## SUPPLIED RECORDS:
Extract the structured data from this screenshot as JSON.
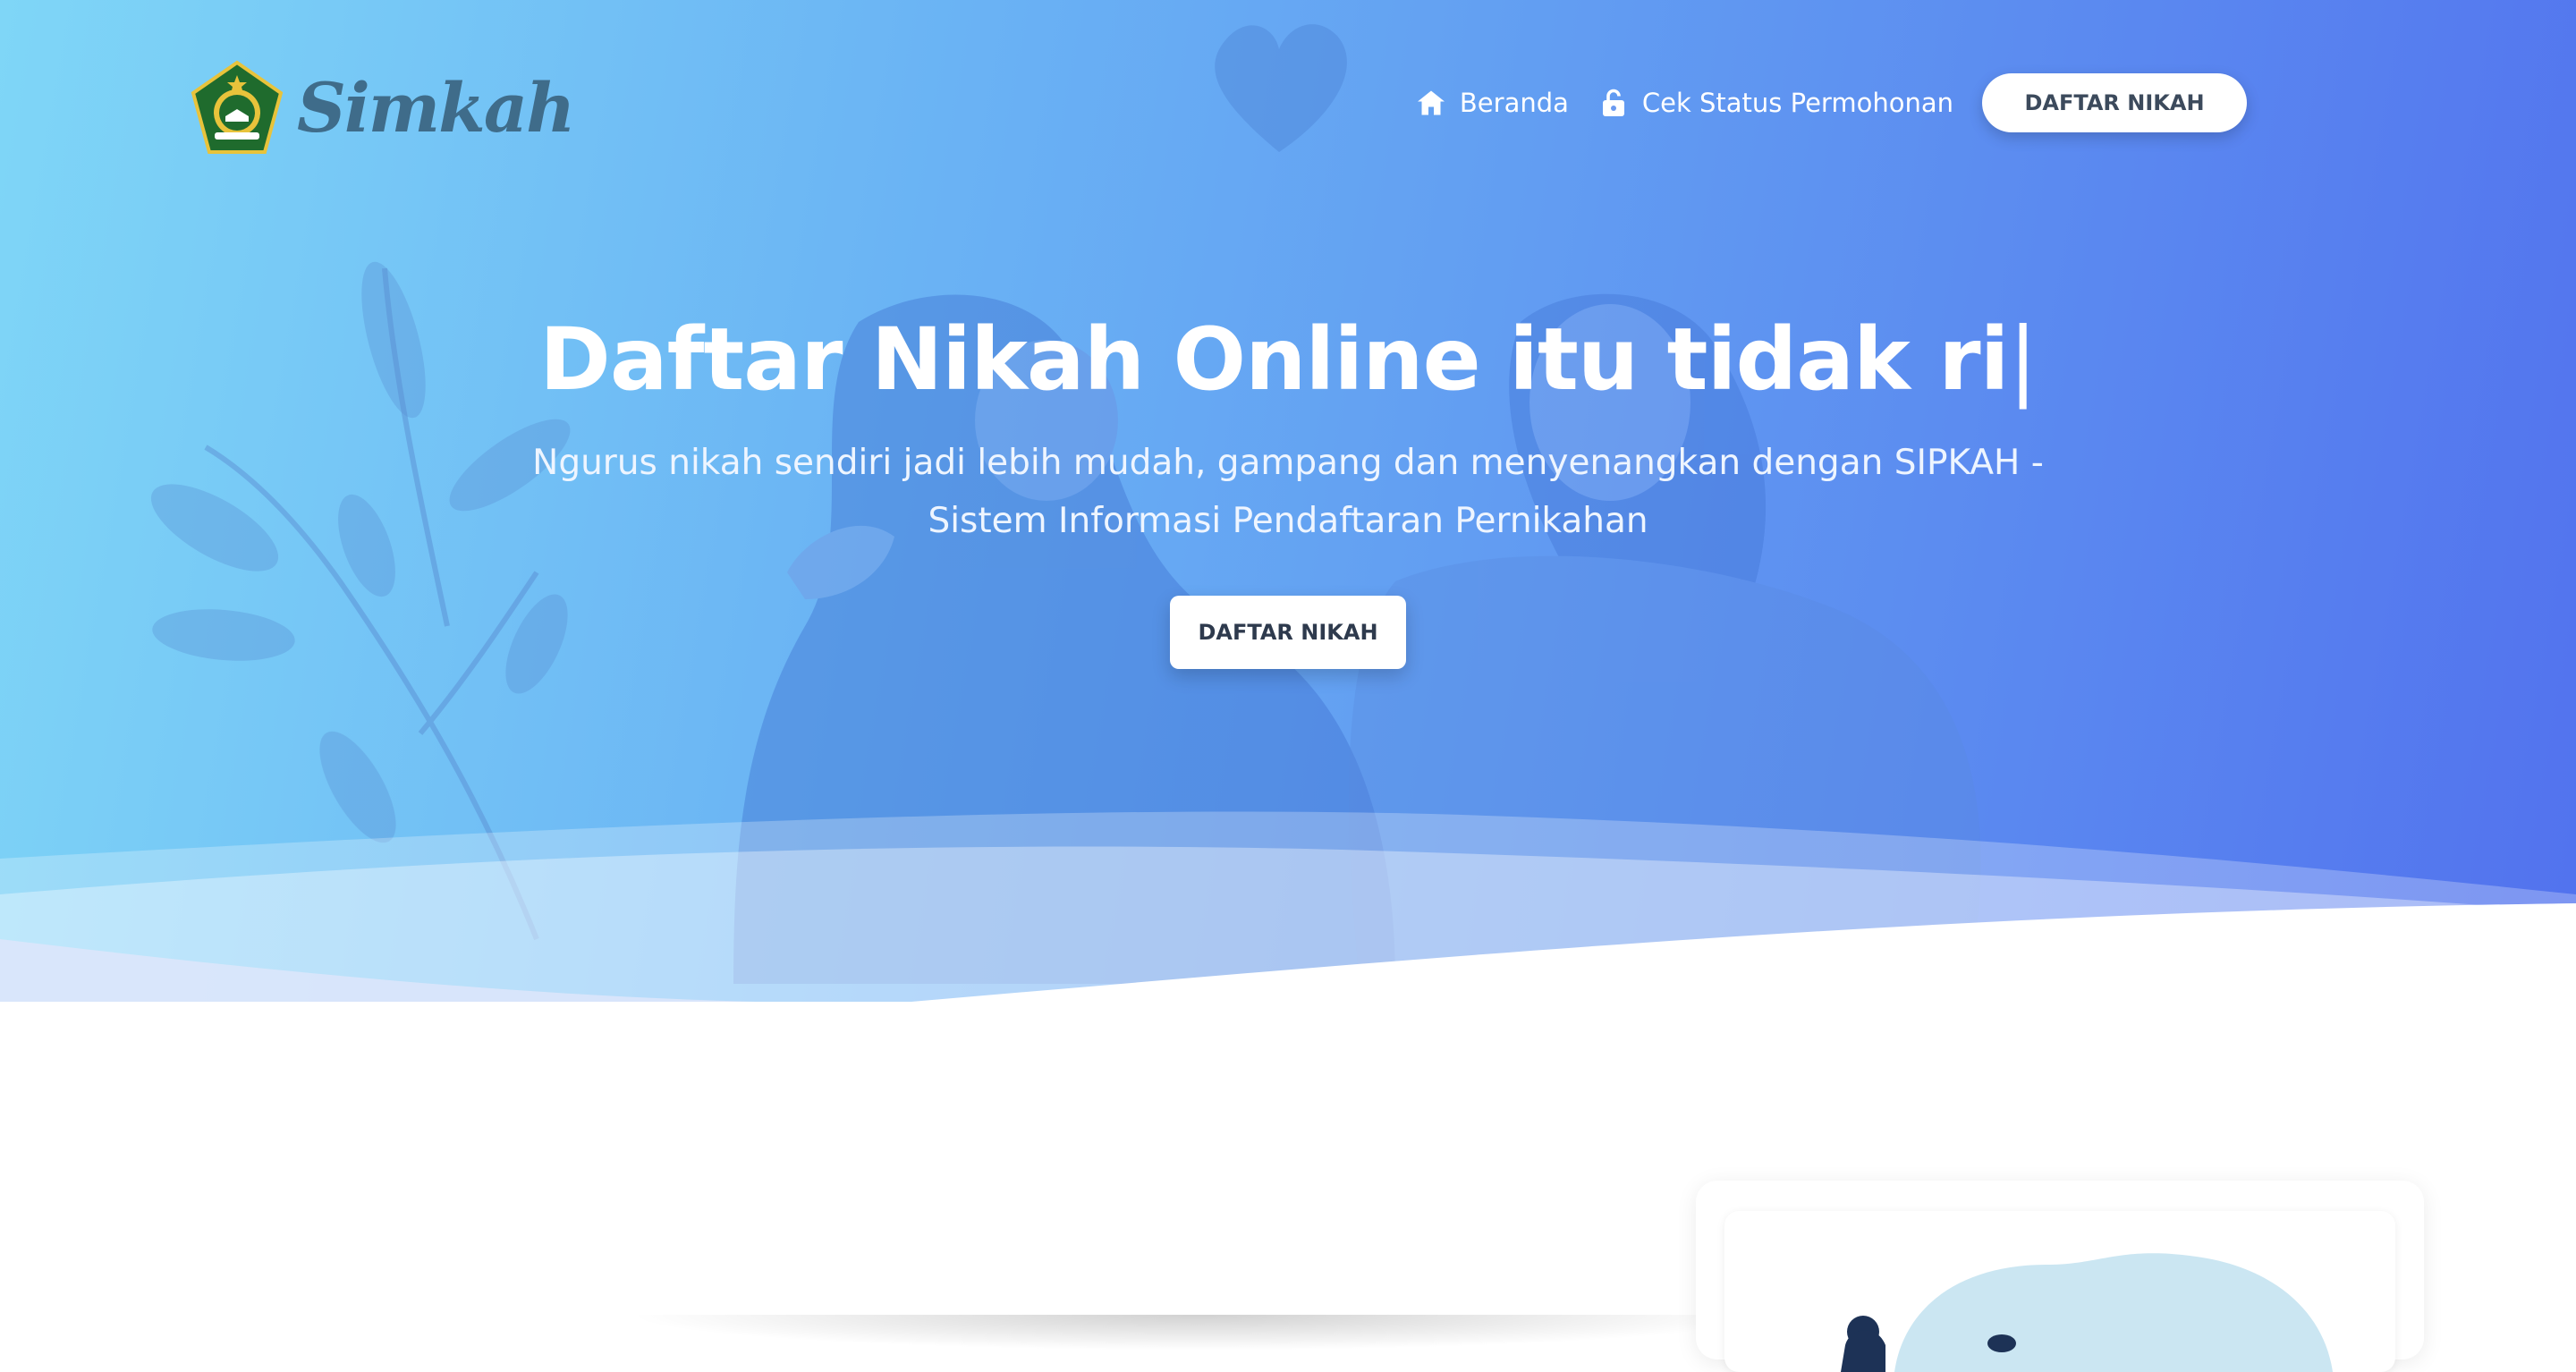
{
  "brand": {
    "name": "Simkah"
  },
  "nav": {
    "home_label": "Beranda",
    "status_label": "Cek Status Permohonan",
    "register_label": "DAFTAR NIKAH"
  },
  "hero": {
    "title": "Daftar Nikah Online itu tidak ri",
    "cursor": "|",
    "subtitle": "Ngurus nikah sendiri jadi lebih mudah, gampang dan menyenangkan dengan SIPKAH - Sistem Informasi Pendaftaran Pernikahan",
    "cta_label": "DAFTAR NIKAH"
  },
  "icons": {
    "home": "home-icon",
    "status": "unlock-icon",
    "logo": "kemenag-emblem"
  },
  "colors": {
    "gradient_start": "#7fd6f7",
    "gradient_end": "#5272ee",
    "button_text": "#3c4a5c",
    "logo_text": "#3f6c8a"
  }
}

## WHAT YOU HAVE TO DO:
Write out each entry exactly as given, but skip the pictures.

## WRITTEN RESPONSE:
Extract the structured data from this screenshot as JSON.
{
  "brand": {
    "name": "Simkah"
  },
  "nav": {
    "home_label": "Beranda",
    "status_label": "Cek Status Permohonan",
    "register_label": "DAFTAR NIKAH"
  },
  "hero": {
    "title": "Daftar Nikah Online itu tidak ri",
    "cursor": "|",
    "subtitle": "Ngurus nikah sendiri jadi lebih mudah, gampang dan menyenangkan dengan SIPKAH - Sistem Informasi Pendaftaran Pernikahan",
    "cta_label": "DAFTAR NIKAH"
  },
  "icons": {
    "home": "home-icon",
    "status": "unlock-icon",
    "logo": "kemenag-emblem"
  },
  "colors": {
    "gradient_start": "#7fd6f7",
    "gradient_end": "#5272ee",
    "button_text": "#3c4a5c",
    "logo_text": "#3f6c8a"
  }
}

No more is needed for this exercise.